Go through the entries and count the lines with the string "Threshold" in them. Give only that number.

[Dataset excerpt]
==========
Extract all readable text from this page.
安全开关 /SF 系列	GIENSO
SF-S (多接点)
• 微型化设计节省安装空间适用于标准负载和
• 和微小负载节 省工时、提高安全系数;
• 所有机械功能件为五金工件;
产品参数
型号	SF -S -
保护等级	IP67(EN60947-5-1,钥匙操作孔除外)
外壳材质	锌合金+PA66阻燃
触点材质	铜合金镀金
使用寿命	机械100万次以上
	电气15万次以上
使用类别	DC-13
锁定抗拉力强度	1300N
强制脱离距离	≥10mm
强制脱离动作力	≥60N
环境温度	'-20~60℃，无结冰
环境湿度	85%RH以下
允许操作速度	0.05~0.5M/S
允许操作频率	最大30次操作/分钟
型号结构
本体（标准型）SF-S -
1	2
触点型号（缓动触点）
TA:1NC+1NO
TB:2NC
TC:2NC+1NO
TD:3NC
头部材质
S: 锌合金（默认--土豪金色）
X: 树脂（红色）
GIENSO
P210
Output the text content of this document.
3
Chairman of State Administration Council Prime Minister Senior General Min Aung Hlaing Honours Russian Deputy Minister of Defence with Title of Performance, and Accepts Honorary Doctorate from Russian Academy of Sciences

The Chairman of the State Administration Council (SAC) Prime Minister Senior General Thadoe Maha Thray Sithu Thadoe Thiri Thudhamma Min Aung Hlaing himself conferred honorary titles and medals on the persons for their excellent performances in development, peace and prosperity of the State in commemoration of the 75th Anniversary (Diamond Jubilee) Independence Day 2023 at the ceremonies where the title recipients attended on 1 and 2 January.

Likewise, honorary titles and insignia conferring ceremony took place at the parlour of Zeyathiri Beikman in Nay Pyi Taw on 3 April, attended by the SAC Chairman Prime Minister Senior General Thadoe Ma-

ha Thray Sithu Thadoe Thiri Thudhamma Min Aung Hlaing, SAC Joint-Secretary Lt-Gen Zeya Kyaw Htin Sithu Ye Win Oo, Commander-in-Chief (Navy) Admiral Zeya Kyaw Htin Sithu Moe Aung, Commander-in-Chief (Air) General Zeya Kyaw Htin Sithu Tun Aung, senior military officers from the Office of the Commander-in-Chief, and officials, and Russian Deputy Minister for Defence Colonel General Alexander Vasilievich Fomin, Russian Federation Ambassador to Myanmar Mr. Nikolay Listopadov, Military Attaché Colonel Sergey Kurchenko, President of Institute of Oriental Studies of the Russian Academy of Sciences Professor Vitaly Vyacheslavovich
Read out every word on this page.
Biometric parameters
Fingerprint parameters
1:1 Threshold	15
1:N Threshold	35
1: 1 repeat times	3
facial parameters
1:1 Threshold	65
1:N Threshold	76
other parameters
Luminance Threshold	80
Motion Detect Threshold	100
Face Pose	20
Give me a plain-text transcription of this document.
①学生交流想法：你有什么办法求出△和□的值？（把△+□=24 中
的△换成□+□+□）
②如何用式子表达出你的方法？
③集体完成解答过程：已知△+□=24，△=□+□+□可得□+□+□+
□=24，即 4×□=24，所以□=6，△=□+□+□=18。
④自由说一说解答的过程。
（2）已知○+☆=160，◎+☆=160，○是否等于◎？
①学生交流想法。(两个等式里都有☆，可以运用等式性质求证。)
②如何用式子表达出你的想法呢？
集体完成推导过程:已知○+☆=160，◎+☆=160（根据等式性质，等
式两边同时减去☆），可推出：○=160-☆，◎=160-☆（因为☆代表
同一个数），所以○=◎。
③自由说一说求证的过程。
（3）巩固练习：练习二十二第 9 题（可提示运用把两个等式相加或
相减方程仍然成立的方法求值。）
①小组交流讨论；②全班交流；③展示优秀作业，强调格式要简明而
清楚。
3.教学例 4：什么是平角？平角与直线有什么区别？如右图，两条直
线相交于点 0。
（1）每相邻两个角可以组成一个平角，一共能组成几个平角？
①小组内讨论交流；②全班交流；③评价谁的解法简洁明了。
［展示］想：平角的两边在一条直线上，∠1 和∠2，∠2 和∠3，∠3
==========
### Reply
6